>> begin

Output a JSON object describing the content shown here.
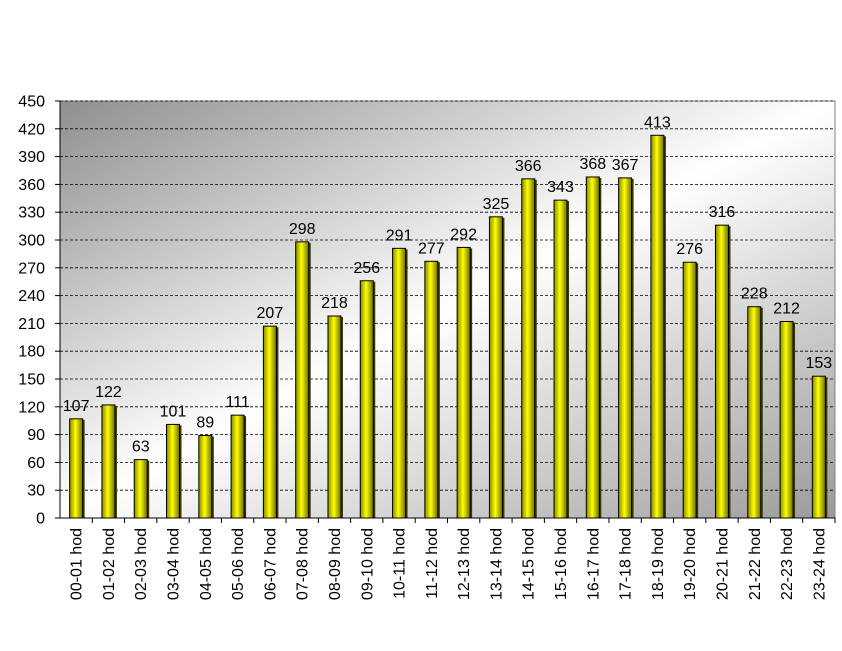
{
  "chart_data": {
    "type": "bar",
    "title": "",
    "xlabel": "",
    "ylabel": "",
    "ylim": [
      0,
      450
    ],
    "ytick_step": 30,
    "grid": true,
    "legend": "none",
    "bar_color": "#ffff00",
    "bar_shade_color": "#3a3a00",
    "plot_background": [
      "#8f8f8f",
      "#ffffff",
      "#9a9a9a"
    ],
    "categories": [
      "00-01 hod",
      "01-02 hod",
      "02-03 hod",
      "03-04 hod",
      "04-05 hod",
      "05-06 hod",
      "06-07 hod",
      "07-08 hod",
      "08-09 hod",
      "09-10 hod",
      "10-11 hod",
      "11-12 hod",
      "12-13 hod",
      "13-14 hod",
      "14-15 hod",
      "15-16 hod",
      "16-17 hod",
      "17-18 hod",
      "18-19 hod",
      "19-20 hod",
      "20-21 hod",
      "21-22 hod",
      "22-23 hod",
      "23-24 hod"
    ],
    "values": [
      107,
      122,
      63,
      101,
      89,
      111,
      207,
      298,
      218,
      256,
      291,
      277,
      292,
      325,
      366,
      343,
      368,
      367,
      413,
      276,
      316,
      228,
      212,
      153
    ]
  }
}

>> end

▸ TASK OBJECTIVE: Copy every record above exactly, leaving out the pictures.

▸ COMPLETE RESPONSE:
Output a JSON object describing the content shown here.
{
  "chart_data": {
    "type": "bar",
    "title": "",
    "xlabel": "",
    "ylabel": "",
    "ylim": [
      0,
      450
    ],
    "ytick_step": 30,
    "grid": true,
    "legend": "none",
    "bar_color": "#ffff00",
    "bar_shade_color": "#3a3a00",
    "plot_background": [
      "#8f8f8f",
      "#ffffff",
      "#9a9a9a"
    ],
    "categories": [
      "00-01 hod",
      "01-02 hod",
      "02-03 hod",
      "03-04 hod",
      "04-05 hod",
      "05-06 hod",
      "06-07 hod",
      "07-08 hod",
      "08-09 hod",
      "09-10 hod",
      "10-11 hod",
      "11-12 hod",
      "12-13 hod",
      "13-14 hod",
      "14-15 hod",
      "15-16 hod",
      "16-17 hod",
      "17-18 hod",
      "18-19 hod",
      "19-20 hod",
      "20-21 hod",
      "21-22 hod",
      "22-23 hod",
      "23-24 hod"
    ],
    "values": [
      107,
      122,
      63,
      101,
      89,
      111,
      207,
      298,
      218,
      256,
      291,
      277,
      292,
      325,
      366,
      343,
      368,
      367,
      413,
      276,
      316,
      228,
      212,
      153
    ]
  }
}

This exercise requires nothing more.